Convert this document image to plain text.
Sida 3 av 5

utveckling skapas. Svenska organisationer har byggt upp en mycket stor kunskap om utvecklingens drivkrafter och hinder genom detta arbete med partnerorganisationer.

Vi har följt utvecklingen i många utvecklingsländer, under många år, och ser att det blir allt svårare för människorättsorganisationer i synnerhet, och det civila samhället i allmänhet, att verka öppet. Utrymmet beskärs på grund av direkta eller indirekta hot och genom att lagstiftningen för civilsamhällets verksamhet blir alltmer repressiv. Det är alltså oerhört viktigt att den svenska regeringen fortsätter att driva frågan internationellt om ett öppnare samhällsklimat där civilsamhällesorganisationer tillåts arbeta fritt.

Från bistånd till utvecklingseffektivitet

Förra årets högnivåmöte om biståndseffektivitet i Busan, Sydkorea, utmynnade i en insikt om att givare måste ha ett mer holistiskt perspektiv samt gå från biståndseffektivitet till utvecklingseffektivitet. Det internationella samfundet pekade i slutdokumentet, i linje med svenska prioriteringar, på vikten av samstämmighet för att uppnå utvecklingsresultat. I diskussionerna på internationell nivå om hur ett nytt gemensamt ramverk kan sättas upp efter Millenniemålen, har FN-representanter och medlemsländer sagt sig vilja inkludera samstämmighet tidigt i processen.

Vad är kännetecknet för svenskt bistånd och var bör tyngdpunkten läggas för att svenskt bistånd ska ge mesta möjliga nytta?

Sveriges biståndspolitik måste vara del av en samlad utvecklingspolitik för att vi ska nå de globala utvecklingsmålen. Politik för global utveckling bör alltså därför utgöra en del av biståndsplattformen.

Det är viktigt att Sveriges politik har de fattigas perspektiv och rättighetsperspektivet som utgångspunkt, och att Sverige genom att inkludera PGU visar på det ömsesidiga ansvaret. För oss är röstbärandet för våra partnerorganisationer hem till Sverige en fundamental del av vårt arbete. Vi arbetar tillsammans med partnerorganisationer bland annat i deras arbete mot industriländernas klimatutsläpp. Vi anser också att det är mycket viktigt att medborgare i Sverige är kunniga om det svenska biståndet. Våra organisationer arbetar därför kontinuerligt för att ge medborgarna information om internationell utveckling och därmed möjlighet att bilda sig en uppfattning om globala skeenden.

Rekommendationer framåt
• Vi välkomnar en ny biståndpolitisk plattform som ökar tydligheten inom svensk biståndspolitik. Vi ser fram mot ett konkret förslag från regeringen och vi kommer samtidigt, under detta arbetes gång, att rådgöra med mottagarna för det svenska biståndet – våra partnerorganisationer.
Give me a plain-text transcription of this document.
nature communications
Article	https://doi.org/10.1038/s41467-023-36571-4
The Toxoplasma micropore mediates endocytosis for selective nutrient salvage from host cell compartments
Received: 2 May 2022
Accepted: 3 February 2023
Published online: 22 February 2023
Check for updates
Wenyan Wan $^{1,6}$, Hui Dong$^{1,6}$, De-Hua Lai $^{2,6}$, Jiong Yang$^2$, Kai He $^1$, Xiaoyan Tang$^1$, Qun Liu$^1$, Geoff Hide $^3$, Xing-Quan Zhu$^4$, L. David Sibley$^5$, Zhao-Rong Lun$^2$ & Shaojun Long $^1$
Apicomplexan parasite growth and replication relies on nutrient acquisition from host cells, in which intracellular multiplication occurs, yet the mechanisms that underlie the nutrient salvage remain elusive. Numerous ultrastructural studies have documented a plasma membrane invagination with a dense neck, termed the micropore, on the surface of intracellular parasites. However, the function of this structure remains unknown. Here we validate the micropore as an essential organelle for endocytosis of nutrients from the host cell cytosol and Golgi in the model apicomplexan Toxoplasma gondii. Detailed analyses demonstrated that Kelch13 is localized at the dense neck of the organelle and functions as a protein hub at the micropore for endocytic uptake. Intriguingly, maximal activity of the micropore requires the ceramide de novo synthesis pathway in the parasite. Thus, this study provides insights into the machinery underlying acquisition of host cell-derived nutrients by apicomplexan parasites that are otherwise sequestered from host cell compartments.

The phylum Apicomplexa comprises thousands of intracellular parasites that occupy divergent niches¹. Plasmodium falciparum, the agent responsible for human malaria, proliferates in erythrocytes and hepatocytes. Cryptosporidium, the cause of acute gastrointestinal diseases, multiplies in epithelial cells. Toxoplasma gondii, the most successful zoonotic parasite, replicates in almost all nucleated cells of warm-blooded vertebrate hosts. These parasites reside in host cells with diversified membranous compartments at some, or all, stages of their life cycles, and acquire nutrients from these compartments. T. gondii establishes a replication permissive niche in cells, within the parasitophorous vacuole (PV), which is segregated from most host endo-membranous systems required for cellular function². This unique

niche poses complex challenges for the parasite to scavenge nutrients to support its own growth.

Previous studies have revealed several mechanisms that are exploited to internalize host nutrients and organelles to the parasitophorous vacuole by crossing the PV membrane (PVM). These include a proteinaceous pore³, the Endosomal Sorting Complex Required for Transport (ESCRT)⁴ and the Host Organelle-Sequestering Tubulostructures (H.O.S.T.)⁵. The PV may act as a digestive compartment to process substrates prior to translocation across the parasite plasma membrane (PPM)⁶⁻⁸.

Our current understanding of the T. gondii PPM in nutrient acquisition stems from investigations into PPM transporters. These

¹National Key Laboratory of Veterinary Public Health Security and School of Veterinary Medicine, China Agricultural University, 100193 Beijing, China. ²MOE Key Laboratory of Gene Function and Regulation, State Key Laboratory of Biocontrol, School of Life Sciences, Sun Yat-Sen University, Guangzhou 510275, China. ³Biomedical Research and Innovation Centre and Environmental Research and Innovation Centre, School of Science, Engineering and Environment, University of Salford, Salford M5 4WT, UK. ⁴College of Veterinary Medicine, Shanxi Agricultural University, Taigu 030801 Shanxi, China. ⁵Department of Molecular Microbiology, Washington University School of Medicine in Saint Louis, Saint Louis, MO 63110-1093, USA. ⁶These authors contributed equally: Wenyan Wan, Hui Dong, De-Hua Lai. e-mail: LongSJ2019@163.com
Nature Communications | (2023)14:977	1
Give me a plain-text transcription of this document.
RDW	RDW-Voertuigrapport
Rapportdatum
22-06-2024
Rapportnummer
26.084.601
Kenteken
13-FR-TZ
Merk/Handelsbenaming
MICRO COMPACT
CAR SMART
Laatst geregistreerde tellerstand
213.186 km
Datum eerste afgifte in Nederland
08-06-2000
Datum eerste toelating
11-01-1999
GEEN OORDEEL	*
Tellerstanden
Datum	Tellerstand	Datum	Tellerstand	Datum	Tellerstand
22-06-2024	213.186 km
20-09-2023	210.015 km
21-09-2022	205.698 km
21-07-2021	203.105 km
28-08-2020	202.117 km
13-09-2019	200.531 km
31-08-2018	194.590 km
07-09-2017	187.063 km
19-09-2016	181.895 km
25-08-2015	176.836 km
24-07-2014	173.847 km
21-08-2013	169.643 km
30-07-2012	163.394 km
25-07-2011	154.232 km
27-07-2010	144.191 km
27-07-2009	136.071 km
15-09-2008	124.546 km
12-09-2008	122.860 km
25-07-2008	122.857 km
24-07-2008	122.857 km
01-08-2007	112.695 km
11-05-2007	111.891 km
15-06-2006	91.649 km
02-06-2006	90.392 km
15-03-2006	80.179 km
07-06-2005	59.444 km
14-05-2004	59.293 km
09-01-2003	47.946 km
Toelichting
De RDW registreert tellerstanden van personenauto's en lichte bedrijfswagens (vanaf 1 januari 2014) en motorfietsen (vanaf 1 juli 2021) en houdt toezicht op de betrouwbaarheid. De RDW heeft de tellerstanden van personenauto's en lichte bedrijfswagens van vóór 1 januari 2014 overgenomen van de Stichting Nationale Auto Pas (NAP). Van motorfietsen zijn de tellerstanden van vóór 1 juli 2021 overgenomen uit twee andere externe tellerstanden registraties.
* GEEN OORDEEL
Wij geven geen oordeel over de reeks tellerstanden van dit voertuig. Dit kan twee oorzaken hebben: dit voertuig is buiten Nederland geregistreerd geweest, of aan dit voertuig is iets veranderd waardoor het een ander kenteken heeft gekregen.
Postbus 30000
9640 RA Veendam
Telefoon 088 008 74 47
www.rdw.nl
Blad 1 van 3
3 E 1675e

------------------------------------

PROBLEM - Considering only the data above, return the lines in which "detta" occurs.

TASK RESULT -
utveckling skapas. Svenska organisationer har byggt upp en mycket stor kunskap om utvecklingens drivkrafter och hinder genom detta arbete med partnerorganisationer.
• Vi välkomnar en ny biståndpolitisk plattform som ökar tydligheten inom svensk biståndspolitik. Vi ser fram mot ett konkret förslag från regeringen och vi kommer samtidigt, under detta arbetes gång, att rådgöra med mottagarna för det svenska biståndet – våra partnerorganisationer.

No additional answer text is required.